• WHAT YOU NEED TO DO
Below are the records; locate each line with the word "storm" and copy it.

[Items from a figure collection]
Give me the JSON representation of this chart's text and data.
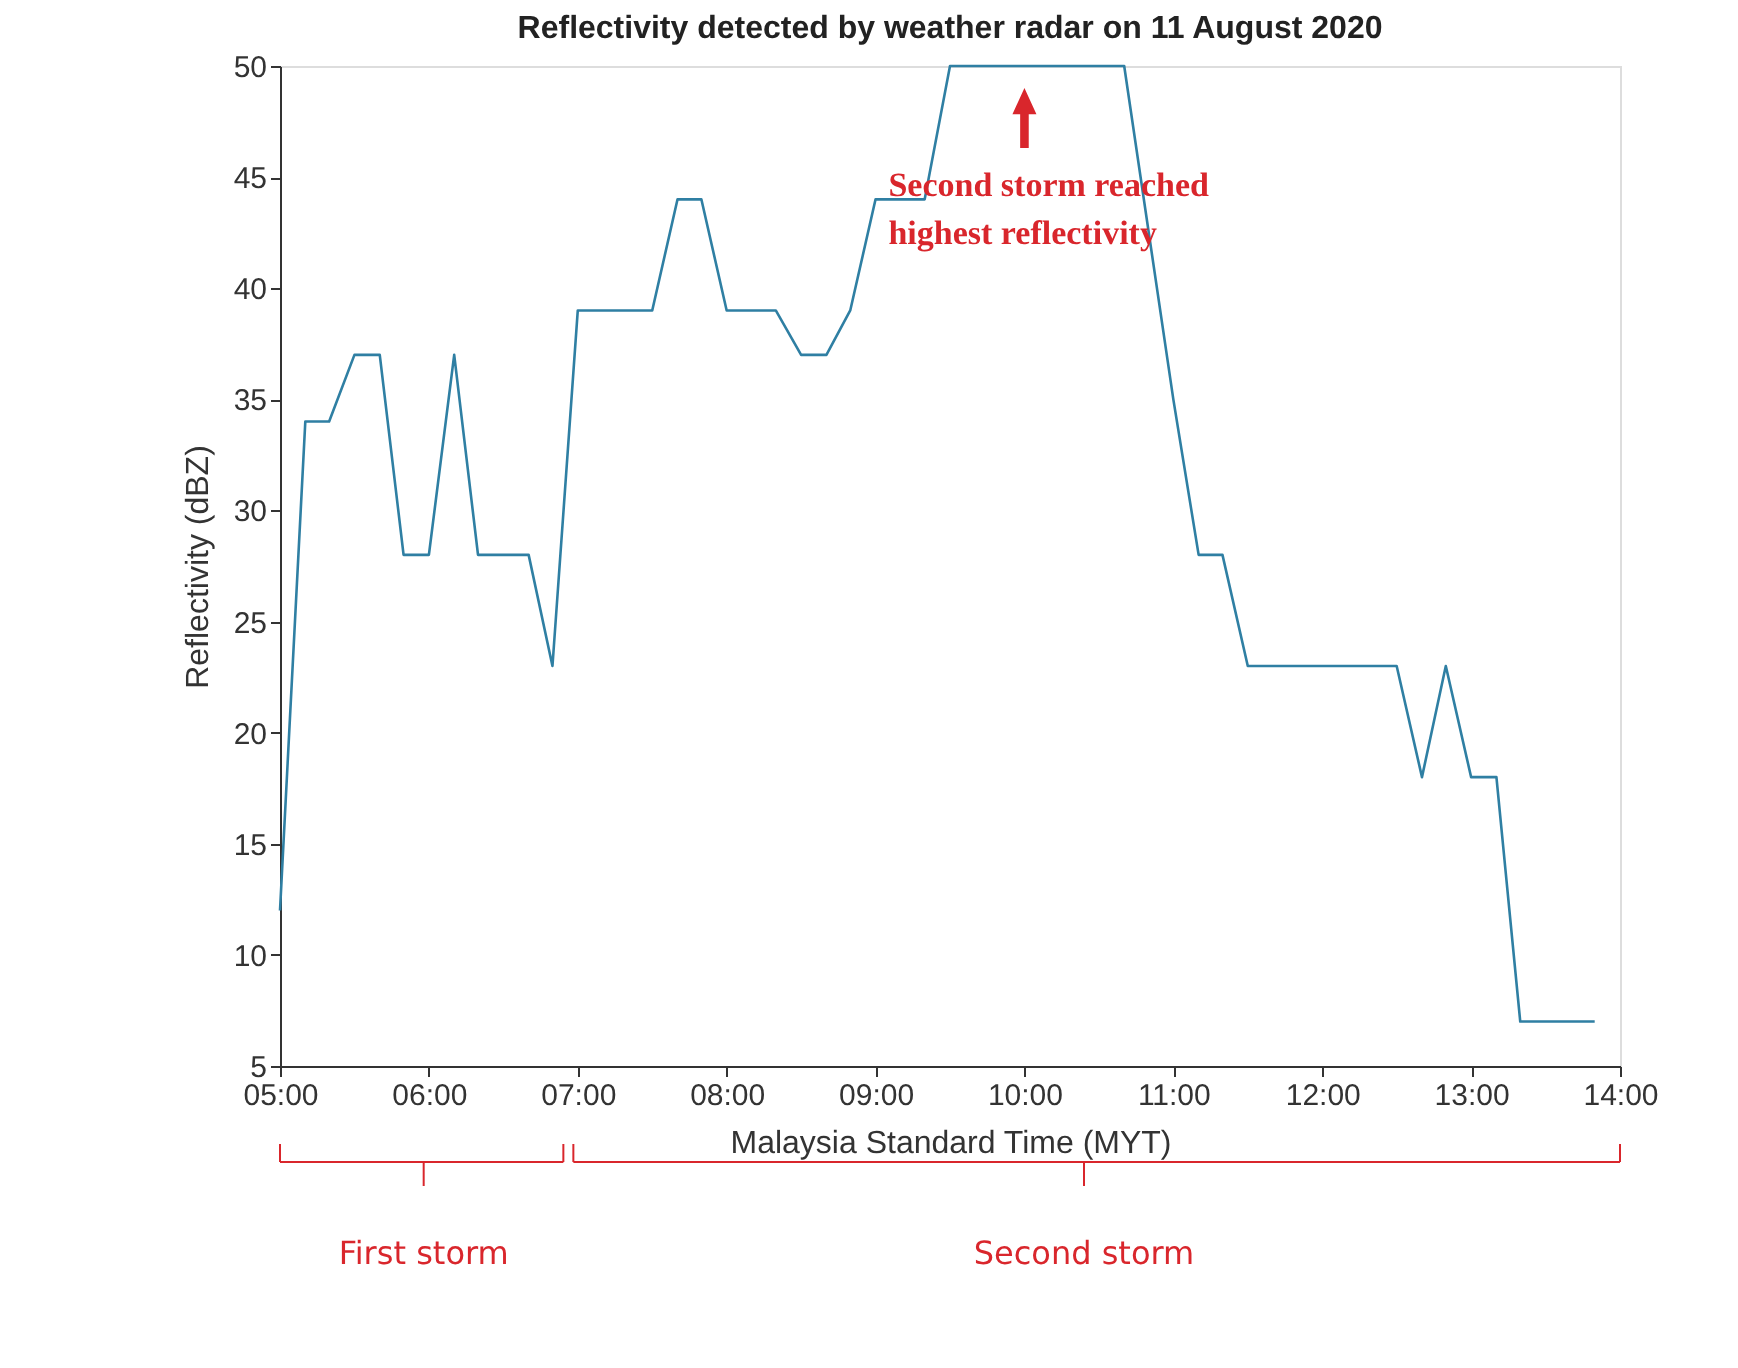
{
  "chart_data": {
    "type": "line",
    "title": "Reflectivity detected by weather radar on 11 August 2020",
    "xlabel": "Malaysia Standard Time (MYT)",
    "ylabel": "Reflectivity (dBZ)",
    "xlim": [
      5,
      14
    ],
    "ylim": [
      5,
      50
    ],
    "xticks": [
      {
        "value": 5,
        "label": "05:00"
      },
      {
        "value": 6,
        "label": "06:00"
      },
      {
        "value": 7,
        "label": "07:00"
      },
      {
        "value": 8,
        "label": "08:00"
      },
      {
        "value": 9,
        "label": "09:00"
      },
      {
        "value": 10,
        "label": "10:00"
      },
      {
        "value": 11,
        "label": "11:00"
      },
      {
        "value": 12,
        "label": "12:00"
      },
      {
        "value": 13,
        "label": "13:00"
      },
      {
        "value": 14,
        "label": "14:00"
      }
    ],
    "yticks": [
      5,
      10,
      15,
      20,
      25,
      30,
      35,
      40,
      45,
      50
    ],
    "grid": false,
    "marker": "none",
    "line_style": "solid",
    "series": [
      {
        "color": "#2f7fa3",
        "x": [
          5.0,
          5.17,
          5.33,
          5.5,
          5.67,
          5.83,
          6.0,
          6.17,
          6.33,
          6.67,
          6.83,
          7.0,
          7.5,
          7.67,
          7.83,
          8.0,
          8.33,
          8.5,
          8.67,
          8.83,
          9.0,
          9.33,
          9.5,
          10.67,
          11.0,
          11.17,
          11.33,
          11.5,
          12.5,
          12.67,
          12.83,
          13.0,
          13.17,
          13.33,
          13.83
        ],
        "values": [
          12,
          34,
          34,
          37,
          37,
          28,
          28,
          37,
          28,
          28,
          23,
          39,
          39,
          44,
          44,
          39,
          39,
          37,
          37,
          39,
          44,
          44,
          50,
          50,
          35,
          28,
          28,
          23,
          23,
          18,
          23,
          18,
          18,
          7,
          7
        ]
      }
    ],
    "annotations": [
      "Second storm reached highest reflectivity",
      "First storm",
      "Second storm"
    ]
  }
}
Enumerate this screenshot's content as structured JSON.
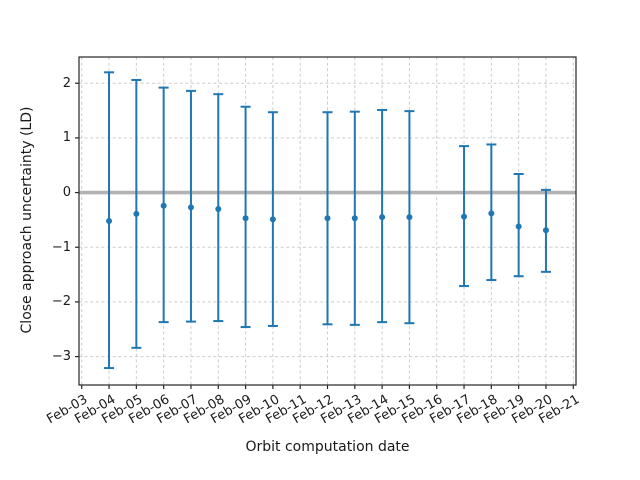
{
  "chart_data": {
    "type": "scatter",
    "subtype": "errorbar",
    "title": "",
    "xlabel": "Orbit computation date",
    "ylabel": "Close approach uncertainty (LD)",
    "x_tick_labels": [
      "Feb-03",
      "Feb-04",
      "Feb-05",
      "Feb-06",
      "Feb-07",
      "Feb-08",
      "Feb-09",
      "Feb-10",
      "Feb-11",
      "Feb-12",
      "Feb-13",
      "Feb-14",
      "Feb-15",
      "Feb-16",
      "Feb-17",
      "Feb-18",
      "Feb-19",
      "Feb-20",
      "Feb-21"
    ],
    "y_tick_values": [
      2,
      1,
      0,
      -1,
      -2,
      -3
    ],
    "y_tick_labels": [
      "2",
      "1",
      "0",
      "−1",
      "−2",
      "−3"
    ],
    "xlim_index": [
      -0.1,
      18.1
    ],
    "ylim": [
      -3.52,
      2.48
    ],
    "grid": {
      "visible": true,
      "style": "dashed",
      "color": "#cdcdcd"
    },
    "zero_line": {
      "value": 0,
      "color": "#b3b3b3"
    },
    "colors": {
      "series": "#1f77b4",
      "spine": "#262626",
      "tick": "#262626",
      "text": "#1a1a1a",
      "background": "#ffffff"
    },
    "legend": {
      "visible": false
    },
    "series": [
      {
        "name": "close-approach-uncertainty",
        "color": "#1f77b4",
        "points": [
          {
            "date": "Feb-04",
            "x_index": 1,
            "center": -0.52,
            "upper": 2.2,
            "lower": -3.21
          },
          {
            "date": "Feb-05",
            "x_index": 2,
            "center": -0.39,
            "upper": 2.06,
            "lower": -2.84
          },
          {
            "date": "Feb-06",
            "x_index": 3,
            "center": -0.24,
            "upper": 1.92,
            "lower": -2.37
          },
          {
            "date": "Feb-07",
            "x_index": 4,
            "center": -0.27,
            "upper": 1.86,
            "lower": -2.36
          },
          {
            "date": "Feb-08",
            "x_index": 5,
            "center": -0.3,
            "upper": 1.8,
            "lower": -2.35
          },
          {
            "date": "Feb-09",
            "x_index": 6,
            "center": -0.47,
            "upper": 1.57,
            "lower": -2.46
          },
          {
            "date": "Feb-10",
            "x_index": 7,
            "center": -0.49,
            "upper": 1.47,
            "lower": -2.44
          },
          {
            "date": "Feb-12",
            "x_index": 9,
            "center": -0.47,
            "upper": 1.47,
            "lower": -2.41
          },
          {
            "date": "Feb-13",
            "x_index": 10,
            "center": -0.47,
            "upper": 1.48,
            "lower": -2.42
          },
          {
            "date": "Feb-14",
            "x_index": 11,
            "center": -0.45,
            "upper": 1.51,
            "lower": -2.37
          },
          {
            "date": "Feb-15",
            "x_index": 12,
            "center": -0.45,
            "upper": 1.49,
            "lower": -2.39
          },
          {
            "date": "Feb-17",
            "x_index": 14,
            "center": -0.44,
            "upper": 0.85,
            "lower": -1.71
          },
          {
            "date": "Feb-18",
            "x_index": 15,
            "center": -0.38,
            "upper": 0.88,
            "lower": -1.6
          },
          {
            "date": "Feb-19",
            "x_index": 16,
            "center": -0.62,
            "upper": 0.34,
            "lower": -1.53
          },
          {
            "date": "Feb-20",
            "x_index": 17,
            "center": -0.69,
            "upper": 0.05,
            "lower": -1.45
          }
        ]
      }
    ]
  }
}
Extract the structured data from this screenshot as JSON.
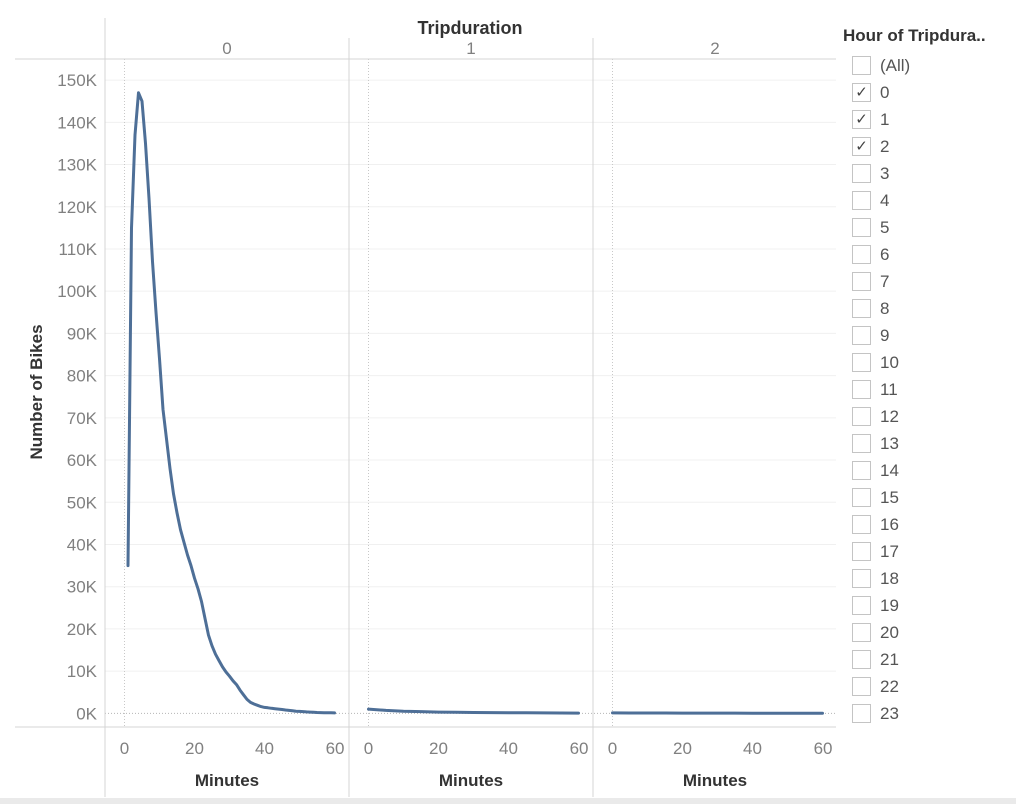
{
  "chart_data": {
    "type": "line",
    "title": "Tripduration",
    "ylabel": "Number of Bikes",
    "xlabel": "Minutes",
    "ylim": [
      -3000,
      155000
    ],
    "xlim": [
      -3,
      61
    ],
    "y_ticks": [
      "0K",
      "10K",
      "20K",
      "30K",
      "40K",
      "50K",
      "60K",
      "70K",
      "80K",
      "90K",
      "100K",
      "110K",
      "120K",
      "130K",
      "140K",
      "150K"
    ],
    "y_tick_values": [
      0,
      10000,
      20000,
      30000,
      40000,
      50000,
      60000,
      70000,
      80000,
      90000,
      100000,
      110000,
      120000,
      130000,
      140000,
      150000
    ],
    "x_ticks": [
      "0",
      "20",
      "40",
      "60"
    ],
    "x_tick_values": [
      0,
      20,
      40,
      60
    ],
    "grid": true,
    "color": "#4e6f97",
    "panels": [
      {
        "label": "0",
        "series": [
          {
            "x": [
              1,
              2,
              3,
              4,
              5,
              6,
              7,
              8,
              9,
              10,
              11,
              12,
              13,
              14,
              15,
              16,
              17,
              18,
              19,
              20,
              21,
              22,
              23,
              24,
              25,
              26,
              27,
              28,
              29,
              30,
              31,
              32,
              33,
              34,
              35,
              36,
              37,
              38,
              39,
              40,
              41,
              42,
              43,
              44,
              45,
              46,
              47,
              48,
              49,
              50,
              51,
              52,
              53,
              54,
              55,
              56,
              57,
              58,
              59,
              60
            ],
            "y": [
              35000,
              115000,
              137000,
              147000,
              145000,
              135000,
              122000,
              107000,
              95000,
              84000,
              72000,
              65000,
              58000,
              52000,
              47500,
              43500,
              40500,
              37500,
              35000,
              32000,
              29500,
              26500,
              22500,
              18500,
              16000,
              14000,
              12500,
              11000,
              9800,
              8800,
              7700,
              6800,
              5500,
              4400,
              3300,
              2600,
              2200,
              1900,
              1600,
              1400,
              1300,
              1200,
              1100,
              1000,
              900,
              800,
              700,
              600,
              500,
              450,
              400,
              350,
              300,
              250,
              200,
              180,
              160,
              140,
              120,
              100
            ]
          }
        ]
      },
      {
        "label": "1",
        "series": [
          {
            "x": [
              0,
              5,
              10,
              15,
              20,
              25,
              30,
              35,
              40,
              45,
              50,
              55,
              60
            ],
            "y": [
              1000,
              700,
              500,
              400,
              300,
              250,
              200,
              180,
              150,
              120,
              100,
              80,
              60
            ]
          }
        ]
      },
      {
        "label": "2",
        "series": [
          {
            "x": [
              0,
              5,
              10,
              15,
              20,
              25,
              30,
              35,
              40,
              45,
              50,
              55,
              60
            ],
            "y": [
              100,
              90,
              80,
              70,
              60,
              55,
              50,
              45,
              40,
              35,
              30,
              25,
              20
            ]
          }
        ]
      }
    ]
  },
  "filter": {
    "title": "Hour of Tripdura..",
    "items": [
      {
        "label": "(All)",
        "checked": false
      },
      {
        "label": "0",
        "checked": true
      },
      {
        "label": "1",
        "checked": true
      },
      {
        "label": "2",
        "checked": true
      },
      {
        "label": "3",
        "checked": false
      },
      {
        "label": "4",
        "checked": false
      },
      {
        "label": "5",
        "checked": false
      },
      {
        "label": "6",
        "checked": false
      },
      {
        "label": "7",
        "checked": false
      },
      {
        "label": "8",
        "checked": false
      },
      {
        "label": "9",
        "checked": false
      },
      {
        "label": "10",
        "checked": false
      },
      {
        "label": "11",
        "checked": false
      },
      {
        "label": "12",
        "checked": false
      },
      {
        "label": "13",
        "checked": false
      },
      {
        "label": "14",
        "checked": false
      },
      {
        "label": "15",
        "checked": false
      },
      {
        "label": "16",
        "checked": false
      },
      {
        "label": "17",
        "checked": false
      },
      {
        "label": "18",
        "checked": false
      },
      {
        "label": "19",
        "checked": false
      },
      {
        "label": "20",
        "checked": false
      },
      {
        "label": "21",
        "checked": false
      },
      {
        "label": "22",
        "checked": false
      },
      {
        "label": "23",
        "checked": false
      }
    ],
    "check_glyph": "✓"
  }
}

• RESPONSE FOR THIS EXERCISE
      "Second storm reached highest reflectivity",
      "First storm",
      "Second storm"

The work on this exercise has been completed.